▸ 提示文
····················
Tomcatは、存在しないURLへのリクエストがあったとき、認証に失敗したときやサーブレットにエラーがあったときなど、HTTPのエラー発生時には以下のようなエラーページを表示します。
しかし、このエラーページはセキュリティ的に問題となることがあります。使用しているTomcatのバージョンがエラーページのフッタに表示されるからです。エラーページの表示から、脆弱性のあるバージョンを使用していることを知られ、攻撃対象にされてしまう危険があります。もちろん、メンテナンスが万全で、脆弱性が発見されるたびに最新バージョンにアップデートしているシステムなら、バージョンが表示されても問題はありませんが、現実はなかなかそういかないでしょう。
このような危険を防ぐために、エラーページを自前で用意したものに置き換え、セキュリティの向上を図るべきです。Tomcatでは、Apacheと同様にエラーコードに応じて独自のエラーページを指定することが可能です。また、独自のエラーページを用意しておくことで、エラーページも含めたWebアプリケーション全体の外観を統一できるという利点もあります。
····················
▸ 提供データ
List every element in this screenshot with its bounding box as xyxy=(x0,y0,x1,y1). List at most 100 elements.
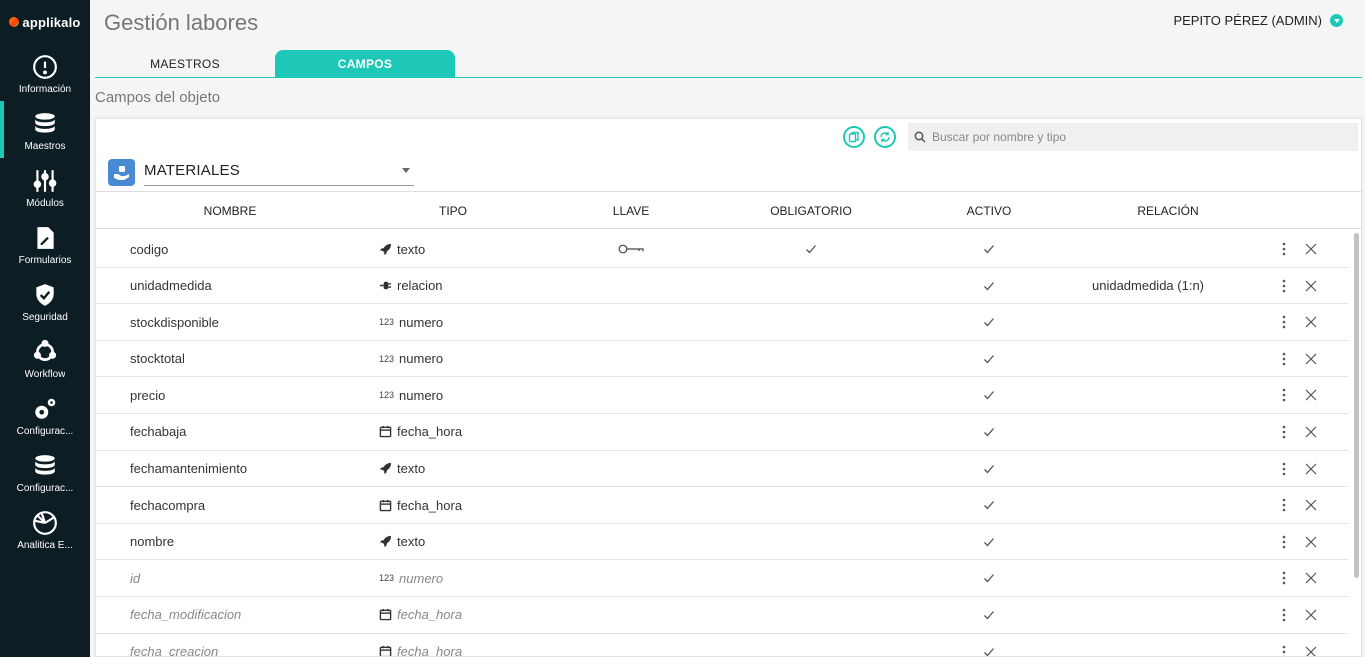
····················
▸ やること
- 1) 次の(a)〜(c)が提示文の内容と合うかどうかを、それぞれ「はい」か「いいえ」で答えよ。判断の決め手となる提示文の語句も正確に引用すること。
(a) Tomcatのエラーページのフッタには、使用しているTomcatのバージョンが表示される。
(b) Tomcatでは、エラーコードに応じて独自のエラーページを指定することはできない。
(c) 独自のエラーページを用意すると、Webアプリケーション全体の外観を統一できる。
- 2) 提示文の「このような危険を防ぐために、」から「できるという利点もあります。」までを、一字も変えずにすべて書き写せ。

▸ 作業結果
- 1)
(a) はい。「使用しているTomcatのバージョンがエラーページのフッタに表示されるからです」
(b) いいえ。「Tomcatでは、Apacheと同様にエラーコードに応じて独自のエラーページを指定することが可能です」
(c) はい。「エラーページも含めたWebアプリケーション全体の外観を統一できるという利点もあります」

- 2)
このような危険を防ぐために、エラーページを自前で用意したものに置き換え、セキュリティの向上を図るべきです。Tomcatでは、Apacheと同様にエラーコードに応じて独自のエラーページを指定することが可能です。また、独自のエラーページを用意しておくことで、エラーページも含めたWebアプリケーション全体の外観を統一できるという利点もあります。